START

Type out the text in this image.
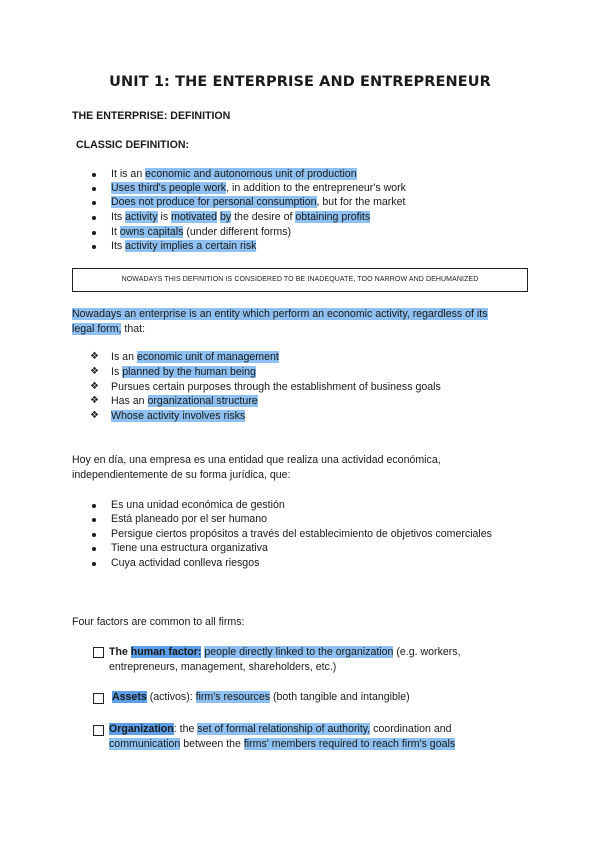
UNIT 1: THE ENTERPRISE AND ENTREPRENEUR
THE ENTERPRISE: DEFINITION
CLASSIC DEFINITION:
It is an economic and autonomous unit of production
Uses third's people work, in addition to the entrepreneur's work
Does not produce for personal consumption, but for the market
Its activity is motivated by the desire of obtaining profits
It owns capitals (under different forms)
Its activity implies a certain risk
NOWADAYS THIS DEFINITION IS CONSIDERED TO BE INADEQUATE, TOO NARROW AND DEHUMANIZED
Nowadays an enterprise is an entity which perform an economic activity, regardless of its
legal form, that:
❖ Is an economic unit of management
❖ Is planned by the human being
❖ Pursues certain purposes through the establishment of business goals
❖ Has an organizational structure
❖ Whose activity involves risks
Hoy en día, una empresa es una entidad que realiza una actividad económica,
independientemente de su forma jurídica, que:
Es una unidad económica de gestión
Está planeado por el ser humano
Persigue ciertos propósitos a través del establecimiento de objetivos comerciales
Tiene una estructura organizativa
Cuya actividad conlleva riesgos
Four factors are common to all firms:
The human factor: people directly linked to the organization (e.g. workers,
entrepreneurs, management, shareholders, etc.)
Assets (activos): firm's resources (both tangible and intangible)
Organization: the set of formal relationship of authority, coordination and
communication between the firms' members required to reach firm's goals
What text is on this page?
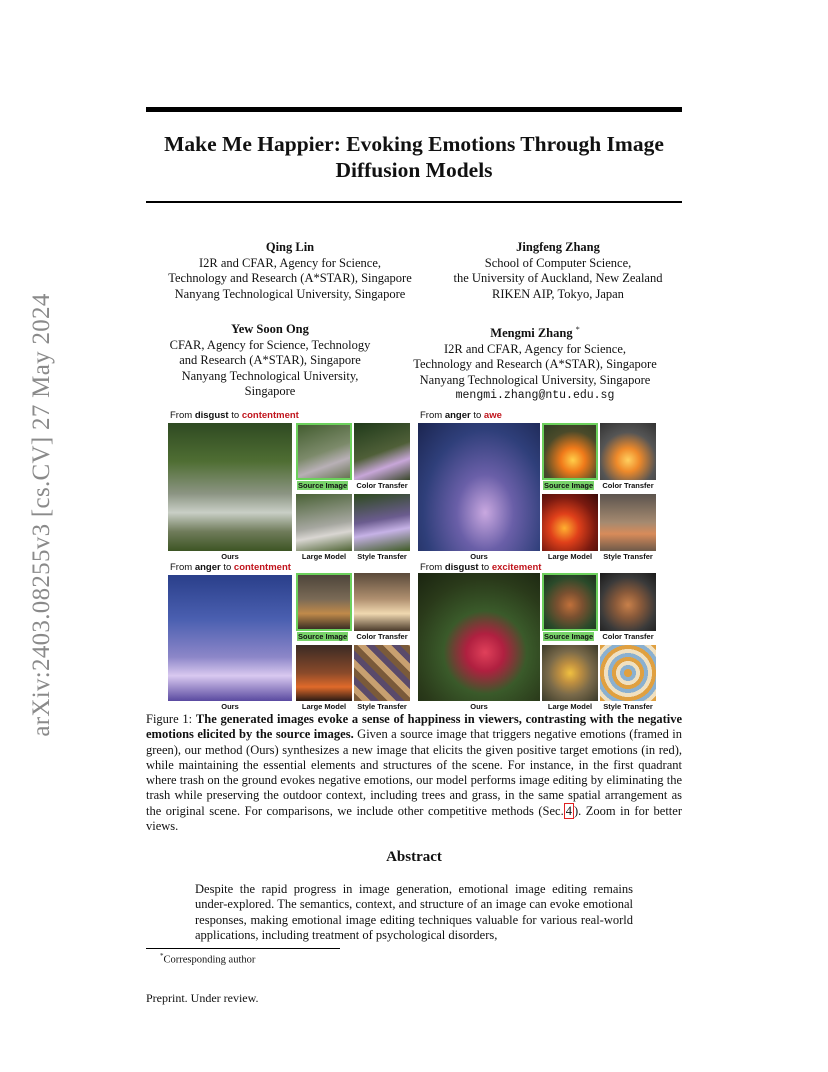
Make Me Happier: Evoking Emotions Through Image Diffusion Models
arXiv:2403.08255v3 [cs.CV] 27 May 2024
Qing Lin
I2R and CFAR, Agency for Science,
Technology and Research (A*STAR), Singapore
Nanyang Technological University, Singapore
Jingfeng Zhang
School of Computer Science,
the University of Auckland, New Zealand
RIKEN AIP, Tokyo, Japan
Yew Soon Ong
CFAR, Agency for Science, Technology
and Research (A*STAR), Singapore
Nanyang Technological University,
Singapore
Mengmi Zhang *
I2R and CFAR, Agency for Science,
Technology and Research (A*STAR), Singapore
Nanyang Technological University, Singapore
mengmi.zhang@ntu.edu.sg
From disgust to contentment
Ours
Source Image	Color Transfer
Large Model	Style Transfer
From anger to awe
Ours
Source Image	Color Transfer
Large Model	Style Transfer
From anger to contentment
Ours
Source Image	Color Transfer
Large Model	Style Transfer
From disgust to excitement
Ours
Source Image	Color Transfer
Large Model	Style Transfer
Figure 1: The generated images evoke a sense of happiness in viewers, contrasting with the negative emotions elicited by the source images. Given a source image that triggers negative emotions (framed in green), our method (Ours) synthesizes a new image that elicits the given positive target emotions (in red), while maintaining the essential elements and structures of the scene. For instance, in the first quadrant where trash on the ground evokes negative emotions, our model performs image editing by eliminating the trash while preserving the outdoor context, including trees and grass, in the same spatial arrangement as the original scene. For comparisons, we include other competitive methods (Sec. 4 ). Zoom in for better views.
Abstract
Despite the rapid progress in image generation, emotional image editing remains under-explored. The semantics, context, and structure of an image can evoke emotional responses, making emotional image editing techniques valuable for various real-world applications, including treatment of psychological disorders,
*Corresponding author
Preprint. Under review.
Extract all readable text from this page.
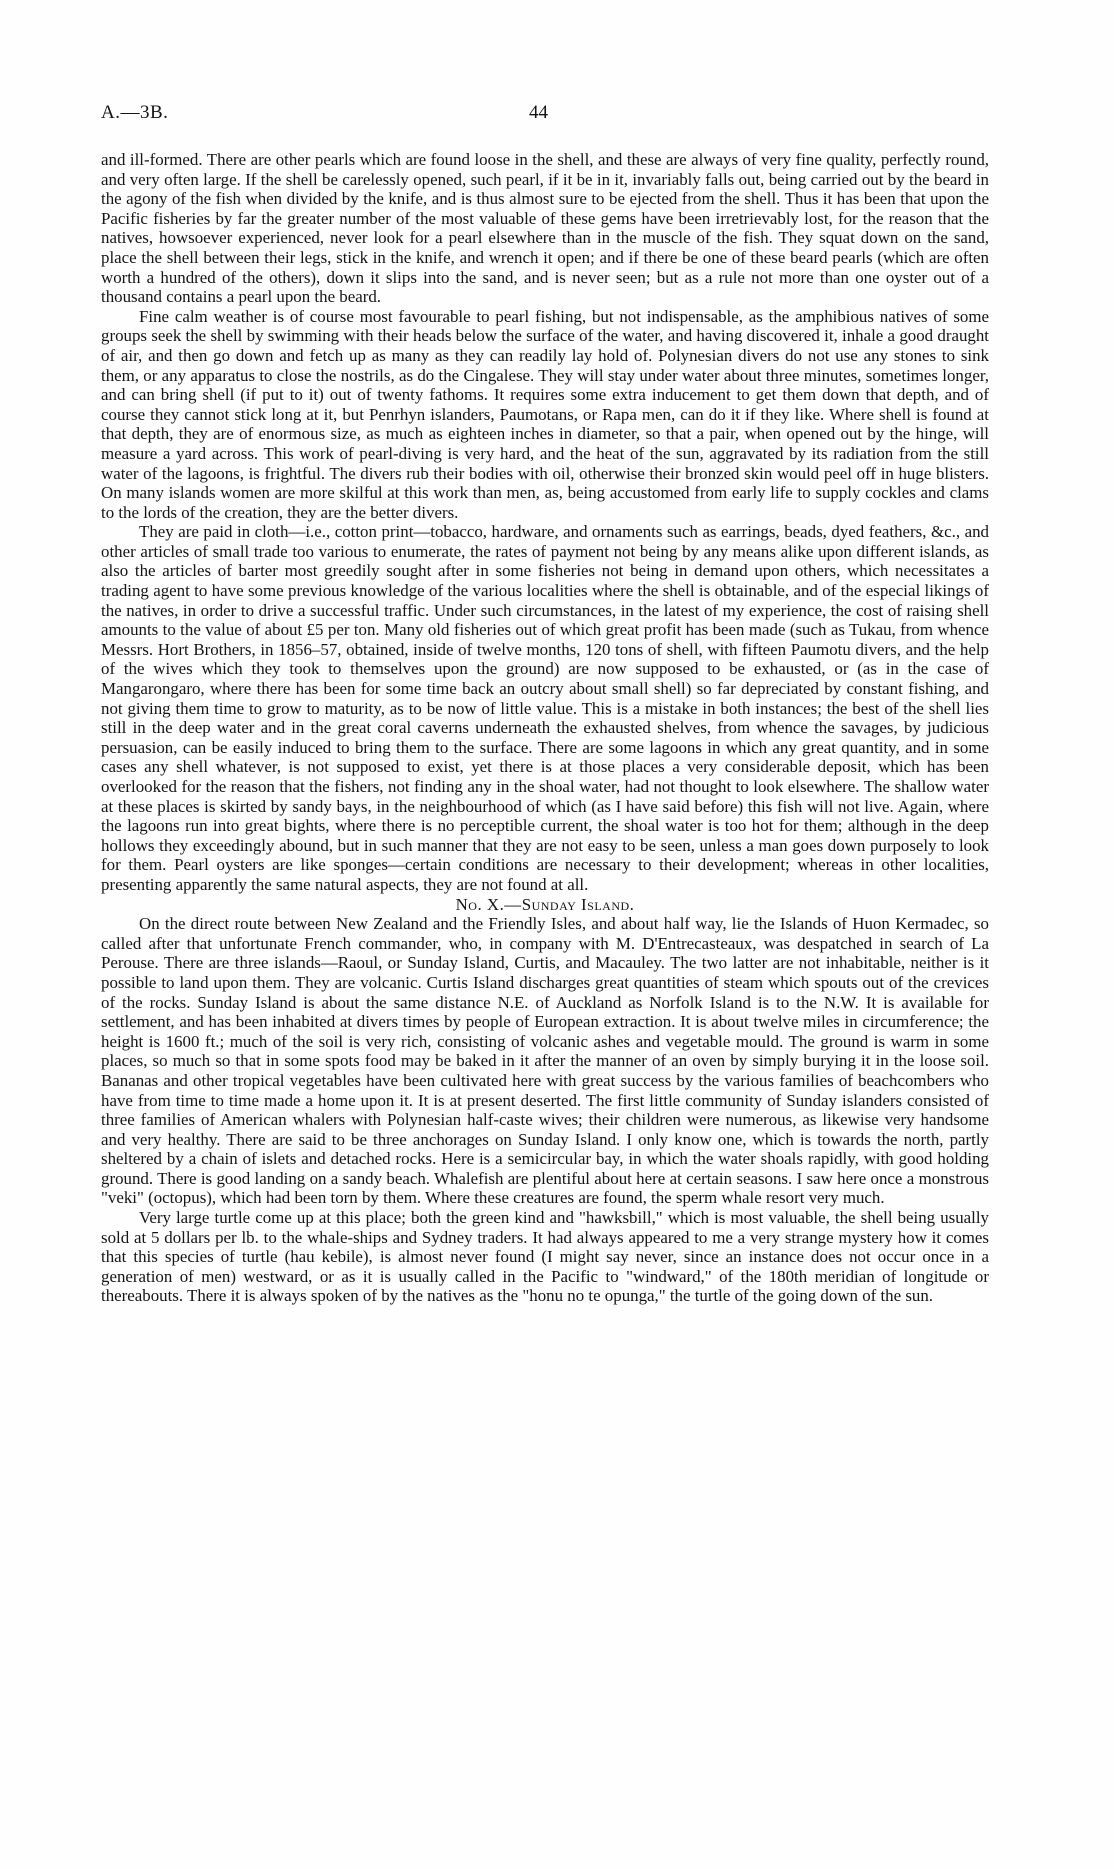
A.—3B.	44

and ill-formed. There are other pearls which are found loose in the shell, and these are always of very fine quality, perfectly round, and very often large. If the shell be carelessly opened, such pearl, if it be in it, invariably falls out, being carried out by the beard in the agony of the fish when divided by the knife, and is thus almost sure to be ejected from the shell. Thus it has been that upon the Pacific fisheries by far the greater number of the most valuable of these gems have been irretrievably lost, for the reason that the natives, howsoever experienced, never look for a pearl elsewhere than in the muscle of the fish. They squat down on the sand, place the shell between their legs, stick in the knife, and wrench it open; and if there be one of these beard pearls (which are often worth a hundred of the others), down it slips into the sand, and is never seen; but as a rule not more than one oyster out of a thousand contains a pearl upon the beard.

Fine calm weather is of course most favourable to pearl fishing, but not indispensable, as the amphibious natives of some groups seek the shell by swimming with their heads below the surface of the water, and having discovered it, inhale a good draught of air, and then go down and fetch up as many as they can readily lay hold of. Polynesian divers do not use any stones to sink them, or any apparatus to close the nostrils, as do the Cingalese. They will stay under water about three minutes, sometimes longer, and can bring shell (if put to it) out of twenty fathoms. It requires some extra inducement to get them down that depth, and of course they cannot stick long at it, but Penrhyn islanders, Paumotans, or Rapa men, can do it if they like. Where shell is found at that depth, they are of enormous size, as much as eighteen inches in diameter, so that a pair, when opened out by the hinge, will measure a yard across. This work of pearl-diving is very hard, and the heat of the sun, aggravated by its radiation from the still water of the lagoons, is frightful. The divers rub their bodies with oil, otherwise their bronzed skin would peel off in huge blisters. On many islands women are more skilful at this work than men, as, being accustomed from early life to supply cockles and clams to the lords of the creation, they are the better divers.

They are paid in cloth—i.e., cotton print—tobacco, hardware, and ornaments such as earrings, beads, dyed feathers, &c., and other articles of small trade too various to enumerate, the rates of payment not being by any means alike upon different islands, as also the articles of barter most greedily sought after in some fisheries not being in demand upon others, which necessitates a trading agent to have some previous knowledge of the various localities where the shell is obtainable, and of the especial likings of the natives, in order to drive a successful traffic. Under such circumstances, in the latest of my experience, the cost of raising shell amounts to the value of about £5 per ton. Many old fisheries out of which great profit has been made (such as Tukau, from whence Messrs. Hort Brothers, in 1856–57, obtained, inside of twelve months, 120 tons of shell, with fifteen Paumotu divers, and the help of the wives which they took to themselves upon the ground) are now supposed to be exhausted, or (as in the case of Mangarongaro, where there has been for some time back an outcry about small shell) so far depreciated by constant fishing, and not giving them time to grow to maturity, as to be now of little value. This is a mistake in both instances; the best of the shell lies still in the deep water and in the great coral caverns underneath the exhausted shelves, from whence the savages, by judicious persuasion, can be easily induced to bring them to the surface. There are some lagoons in which any great quantity, and in some cases any shell whatever, is not supposed to exist, yet there is at those places a very considerable deposit, which has been overlooked for the reason that the fishers, not finding any in the shoal water, had not thought to look elsewhere. The shallow water at these places is skirted by sandy bays, in the neighbourhood of which (as I have said before) this fish will not live. Again, where the lagoons run into great bights, where there is no perceptible current, the shoal water is too hot for them; although in the deep hollows they exceedingly abound, but in such manner that they are not easy to be seen, unless a man goes down purposely to look for them. Pearl oysters are like sponges—certain conditions are necessary to their development; whereas in other localities, presenting apparently the same natural aspects, they are not found at all.

No. X.—Sunday Island.

On the direct route between New Zealand and the Friendly Isles, and about half way, lie the Islands of Huon Kermadec, so called after that unfortunate French commander, who, in company with M. D'Entrecasteaux, was despatched in search of La Perouse. There are three islands—Raoul, or Sunday Island, Curtis, and Macauley. The two latter are not inhabitable, neither is it possible to land upon them. They are volcanic. Curtis Island discharges great quantities of steam which spouts out of the crevices of the rocks. Sunday Island is about the same distance N.E. of Auckland as Norfolk Island is to the N.W. It is available for settlement, and has been inhabited at divers times by people of European extraction. It is about twelve miles in circumference; the height is 1600 ft.; much of the soil is very rich, consisting of volcanic ashes and vegetable mould. The ground is warm in some places, so much so that in some spots food may be baked in it after the manner of an oven by simply burying it in the loose soil. Bananas and other tropical vegetables have been cultivated here with great success by the various families of beachcombers who have from time to time made a home upon it. It is at present deserted. The first little community of Sunday islanders consisted of three families of American whalers with Polynesian half-caste wives; their children were numerous, as likewise very handsome and very healthy. There are said to be three anchorages on Sunday Island. I only know one, which is towards the north, partly sheltered by a chain of islets and detached rocks. Here is a semicircular bay, in which the water shoals rapidly, with good holding ground. There is good landing on a sandy beach. Whalefish are plentiful about here at certain seasons. I saw here once a monstrous "veki" (octopus), which had been torn by them. Where these creatures are found, the sperm whale resort very much.

Very large turtle come up at this place; both the green kind and "hawksbill," which is most valuable, the shell being usually sold at 5 dollars per lb. to the whale-ships and Sydney traders. It had always appeared to me a very strange mystery how it comes that this species of turtle (hau kebile), is almost never found (I might say never, since an instance does not occur once in a generation of men) westward, or as it is usually called in the Pacific to "windward," of the 180th meridian of longitude or thereabouts. There it is always spoken of by the natives as the "honu no te opunga," the turtle of the going down of the sun.
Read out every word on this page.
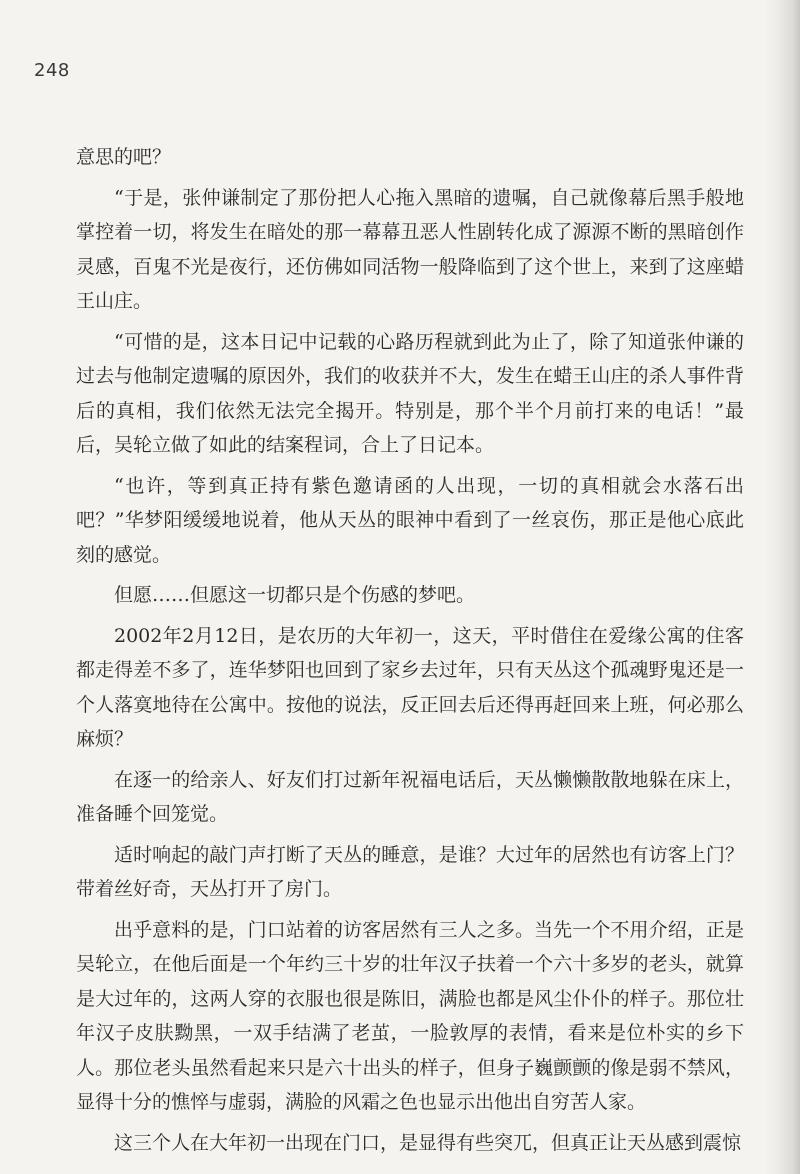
248

意思的吧？

“于是，张仲谦制定了那份把人心拖入黑暗的遗嘱，自己就像幕后黑手般地掌控着一切，将发生在暗处的那一幕幕丑恶人性剧转化成了源源不断的黑暗创作灵感，百鬼不光是夜行，还仿佛如同活物一般降临到了这个世上，来到了这座蜡王山庄。

“可惜的是，这本日记中记载的心路历程就到此为止了，除了知道张仲谦的过去与他制定遗嘱的原因外，我们的收获并不大，发生在蜡王山庄的杀人事件背后的真相，我们依然无法完全揭开。特别是，那个半个月前打来的电话！”最后，吴轮立做了如此的结案程词，合上了日记本。

“也许，等到真正持有紫色邀请函的人出现，一切的真相就会水落石出吧？”华梦阳缓缓地说着，他从天丛的眼神中看到了一丝哀伤，那正是他心底此刻的感觉。

但愿……但愿这一切都只是个伤感的梦吧。

2002年2月12日，是农历的大年初一，这天，平时借住在爱缘公寓的住客都走得差不多了，连华梦阳也回到了家乡去过年，只有天丛这个孤魂野鬼还是一个人落寞地待在公寓中。按他的说法，反正回去后还得再赶回来上班，何必那么麻烦？

在逐一的给亲人、好友们打过新年祝福电话后，天丛懒懒散散地躲在床上，准备睡个回笼觉。

适时响起的敲门声打断了天丛的睡意，是谁？大过年的居然也有访客上门？带着丝好奇，天丛打开了房门。

出乎意料的是，门口站着的访客居然有三人之多。当先一个不用介绍，正是吴轮立，在他后面是一个年约三十岁的壮年汉子扶着一个六十多岁的老头，就算是大过年的，这两人穿的衣服也很是陈旧，满脸也都是风尘仆仆的样子。那位壮年汉子皮肤黝黑，一双手结满了老茧，一脸敦厚的表情，看来是位朴实的乡下人。那位老头虽然看起来只是六十出头的样子，但身子巍颤颤的像是弱不禁风，显得十分的憔悴与虚弱，满脸的风霜之色也显示出他出自穷苦人家。

这三个人在大年初一出现在门口，是显得有些突兀，但真正让天丛感到震惊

END

> **Given task**: How many of the lines above hold "disgust"? Answer with only the number.

> **Answer to the problem**: 2